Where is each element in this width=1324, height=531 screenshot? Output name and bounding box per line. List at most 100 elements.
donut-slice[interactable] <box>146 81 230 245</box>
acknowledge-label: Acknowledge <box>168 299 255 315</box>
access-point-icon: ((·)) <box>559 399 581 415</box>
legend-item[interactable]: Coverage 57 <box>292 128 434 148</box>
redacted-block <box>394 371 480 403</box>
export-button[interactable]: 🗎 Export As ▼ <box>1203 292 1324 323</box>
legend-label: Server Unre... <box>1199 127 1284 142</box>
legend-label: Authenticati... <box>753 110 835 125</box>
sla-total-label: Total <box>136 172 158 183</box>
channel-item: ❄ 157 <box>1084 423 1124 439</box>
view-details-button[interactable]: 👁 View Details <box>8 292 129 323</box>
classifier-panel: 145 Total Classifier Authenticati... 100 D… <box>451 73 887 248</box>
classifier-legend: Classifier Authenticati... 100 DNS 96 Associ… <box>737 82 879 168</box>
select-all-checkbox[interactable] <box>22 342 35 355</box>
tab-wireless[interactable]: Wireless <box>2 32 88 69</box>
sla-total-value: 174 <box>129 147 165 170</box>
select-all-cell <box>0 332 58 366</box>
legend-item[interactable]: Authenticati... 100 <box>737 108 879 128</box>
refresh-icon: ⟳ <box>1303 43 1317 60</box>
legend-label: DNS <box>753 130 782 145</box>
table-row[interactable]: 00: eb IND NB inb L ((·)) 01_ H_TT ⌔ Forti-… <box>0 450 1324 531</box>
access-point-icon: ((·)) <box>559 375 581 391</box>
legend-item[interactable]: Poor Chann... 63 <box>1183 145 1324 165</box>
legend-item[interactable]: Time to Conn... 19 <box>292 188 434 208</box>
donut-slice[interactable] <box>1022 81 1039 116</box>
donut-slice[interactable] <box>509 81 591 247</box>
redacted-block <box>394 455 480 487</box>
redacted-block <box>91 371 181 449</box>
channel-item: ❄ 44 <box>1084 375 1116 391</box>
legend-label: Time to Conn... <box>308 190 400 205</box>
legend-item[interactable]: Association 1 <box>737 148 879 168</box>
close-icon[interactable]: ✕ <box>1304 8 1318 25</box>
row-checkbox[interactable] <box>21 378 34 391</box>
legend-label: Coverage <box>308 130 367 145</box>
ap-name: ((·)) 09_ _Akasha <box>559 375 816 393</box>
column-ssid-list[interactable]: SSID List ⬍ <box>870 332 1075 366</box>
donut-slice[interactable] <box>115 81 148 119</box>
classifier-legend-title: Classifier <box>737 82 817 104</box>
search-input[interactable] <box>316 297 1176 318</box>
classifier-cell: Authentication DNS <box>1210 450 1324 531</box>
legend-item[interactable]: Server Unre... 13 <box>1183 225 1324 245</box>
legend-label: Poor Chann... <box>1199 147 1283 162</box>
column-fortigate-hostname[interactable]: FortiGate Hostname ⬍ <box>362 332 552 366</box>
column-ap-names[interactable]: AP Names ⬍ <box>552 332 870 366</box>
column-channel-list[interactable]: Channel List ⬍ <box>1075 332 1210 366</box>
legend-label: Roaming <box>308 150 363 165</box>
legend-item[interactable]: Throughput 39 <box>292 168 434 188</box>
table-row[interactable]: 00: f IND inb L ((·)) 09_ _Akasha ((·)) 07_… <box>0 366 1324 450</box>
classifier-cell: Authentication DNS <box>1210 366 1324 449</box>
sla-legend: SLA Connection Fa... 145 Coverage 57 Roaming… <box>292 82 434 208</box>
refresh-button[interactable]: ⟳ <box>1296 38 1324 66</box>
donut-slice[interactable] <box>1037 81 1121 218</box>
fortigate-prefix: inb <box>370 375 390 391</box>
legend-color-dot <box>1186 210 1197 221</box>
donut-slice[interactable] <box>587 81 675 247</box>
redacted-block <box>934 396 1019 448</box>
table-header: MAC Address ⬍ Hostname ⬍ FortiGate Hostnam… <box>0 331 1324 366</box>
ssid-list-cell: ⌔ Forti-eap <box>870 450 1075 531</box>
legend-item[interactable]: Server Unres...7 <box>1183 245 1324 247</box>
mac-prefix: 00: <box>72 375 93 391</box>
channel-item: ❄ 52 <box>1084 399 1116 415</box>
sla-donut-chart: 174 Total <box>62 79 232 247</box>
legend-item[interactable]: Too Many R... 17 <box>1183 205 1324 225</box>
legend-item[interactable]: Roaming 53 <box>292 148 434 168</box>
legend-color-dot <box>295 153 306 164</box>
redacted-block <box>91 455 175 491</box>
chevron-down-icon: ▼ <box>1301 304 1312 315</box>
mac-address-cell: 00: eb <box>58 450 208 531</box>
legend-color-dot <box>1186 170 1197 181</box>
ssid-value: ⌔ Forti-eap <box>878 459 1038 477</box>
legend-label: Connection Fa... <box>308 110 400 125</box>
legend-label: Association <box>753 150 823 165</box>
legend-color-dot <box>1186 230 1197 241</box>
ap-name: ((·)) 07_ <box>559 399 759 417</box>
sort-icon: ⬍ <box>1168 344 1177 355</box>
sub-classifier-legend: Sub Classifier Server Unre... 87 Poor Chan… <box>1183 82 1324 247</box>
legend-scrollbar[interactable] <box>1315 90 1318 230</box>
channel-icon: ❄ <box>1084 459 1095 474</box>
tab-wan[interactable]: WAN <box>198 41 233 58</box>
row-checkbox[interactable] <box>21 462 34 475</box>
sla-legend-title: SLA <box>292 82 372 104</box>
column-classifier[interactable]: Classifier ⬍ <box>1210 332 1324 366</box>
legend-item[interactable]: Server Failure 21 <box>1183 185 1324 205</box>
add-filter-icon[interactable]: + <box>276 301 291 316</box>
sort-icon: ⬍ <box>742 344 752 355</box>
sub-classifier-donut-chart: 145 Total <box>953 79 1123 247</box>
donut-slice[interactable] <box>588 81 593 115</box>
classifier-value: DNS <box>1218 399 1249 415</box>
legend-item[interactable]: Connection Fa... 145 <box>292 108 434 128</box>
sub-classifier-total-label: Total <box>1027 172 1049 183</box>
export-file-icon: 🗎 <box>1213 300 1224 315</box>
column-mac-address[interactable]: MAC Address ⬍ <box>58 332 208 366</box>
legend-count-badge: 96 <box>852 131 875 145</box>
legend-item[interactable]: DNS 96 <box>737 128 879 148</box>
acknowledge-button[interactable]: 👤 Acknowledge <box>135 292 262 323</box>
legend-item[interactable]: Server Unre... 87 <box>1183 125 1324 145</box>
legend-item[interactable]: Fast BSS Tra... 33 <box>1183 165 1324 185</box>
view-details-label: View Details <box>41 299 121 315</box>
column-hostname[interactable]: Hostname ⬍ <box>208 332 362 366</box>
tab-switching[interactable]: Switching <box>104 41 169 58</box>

- [Work to do]:
Please identify each line in the rows above that contains the string "button", matching case exactly, and copy those lines.

- [Expected answer]:
export-button[interactable]: 🗎 Export As ▼ <box>1203 292 1324 323</box>
view-details-button[interactable]: 👁 View Details <box>8 292 129 323</box>
refresh-button[interactable]: ⟳ <box>1296 38 1324 66</box>
acknowledge-button[interactable]: 👤 Acknowledge <box>135 292 262 323</box>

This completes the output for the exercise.